**Request**
Reproduce the line that holds "What text is on this page?" together with all the lines after it up to the end of the entries.

· · · · · · ·

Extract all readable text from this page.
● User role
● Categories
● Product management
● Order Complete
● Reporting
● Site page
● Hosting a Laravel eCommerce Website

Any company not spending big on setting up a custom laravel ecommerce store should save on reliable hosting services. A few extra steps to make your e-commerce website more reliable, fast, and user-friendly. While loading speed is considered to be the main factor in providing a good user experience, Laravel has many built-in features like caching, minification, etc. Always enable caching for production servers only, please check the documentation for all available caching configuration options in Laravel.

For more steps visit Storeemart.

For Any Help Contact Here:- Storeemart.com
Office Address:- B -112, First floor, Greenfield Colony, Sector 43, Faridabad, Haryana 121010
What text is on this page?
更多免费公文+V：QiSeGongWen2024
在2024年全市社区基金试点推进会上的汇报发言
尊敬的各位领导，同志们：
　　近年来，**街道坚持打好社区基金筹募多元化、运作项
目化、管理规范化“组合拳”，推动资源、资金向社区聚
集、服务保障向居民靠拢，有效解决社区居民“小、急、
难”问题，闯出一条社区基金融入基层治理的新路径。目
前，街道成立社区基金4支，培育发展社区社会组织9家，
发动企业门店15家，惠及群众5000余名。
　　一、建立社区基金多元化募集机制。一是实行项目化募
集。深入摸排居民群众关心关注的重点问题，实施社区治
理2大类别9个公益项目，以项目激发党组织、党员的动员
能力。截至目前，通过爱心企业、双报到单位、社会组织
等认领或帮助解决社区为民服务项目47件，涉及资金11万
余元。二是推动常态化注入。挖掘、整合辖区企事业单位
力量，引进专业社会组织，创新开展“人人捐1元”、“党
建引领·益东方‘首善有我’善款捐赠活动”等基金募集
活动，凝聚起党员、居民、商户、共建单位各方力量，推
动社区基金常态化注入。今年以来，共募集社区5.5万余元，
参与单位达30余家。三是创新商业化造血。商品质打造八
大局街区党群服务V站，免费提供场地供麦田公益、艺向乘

· · · · · · ·

**Expected answer**
What text is on this page?
更多免费公文+V：QiSeGongWen2024
在2024年全市社区基金试点推进会上的汇报发言
尊敬的各位领导，同志们：
　　近年来，**街道坚持打好社区基金筹募多元化、运作项
目化、管理规范化“组合拳”，推动资源、资金向社区聚
集、服务保障向居民靠拢，有效解决社区居民“小、急、
难”问题，闯出一条社区基金融入基层治理的新路径。目
前，街道成立社区基金4支，培育发展社区社会组织9家，
发动企业门店15家，惠及群众5000余名。
　　一、建立社区基金多元化募集机制。一是实行项目化募
集。深入摸排居民群众关心关注的重点问题，实施社区治
理2大类别9个公益项目，以项目激发党组织、党员的动员
能力。截至目前，通过爱心企业、双报到单位、社会组织
等认领或帮助解决社区为民服务项目47件，涉及资金11万
余元。二是推动常态化注入。挖掘、整合辖区企事业单位
力量，引进专业社会组织，创新开展“人人捐1元”、“党
建引领·益东方‘首善有我’善款捐赠活动”等基金募集
活动，凝聚起党员、居民、商户、共建单位各方力量，推
动社区基金常态化注入。今年以来，共募集社区5.5万余元，
参与单位达30余家。三是创新商业化造血。商品质打造八
大局街区党群服务V站，免费提供场地供麦田公益、艺向乘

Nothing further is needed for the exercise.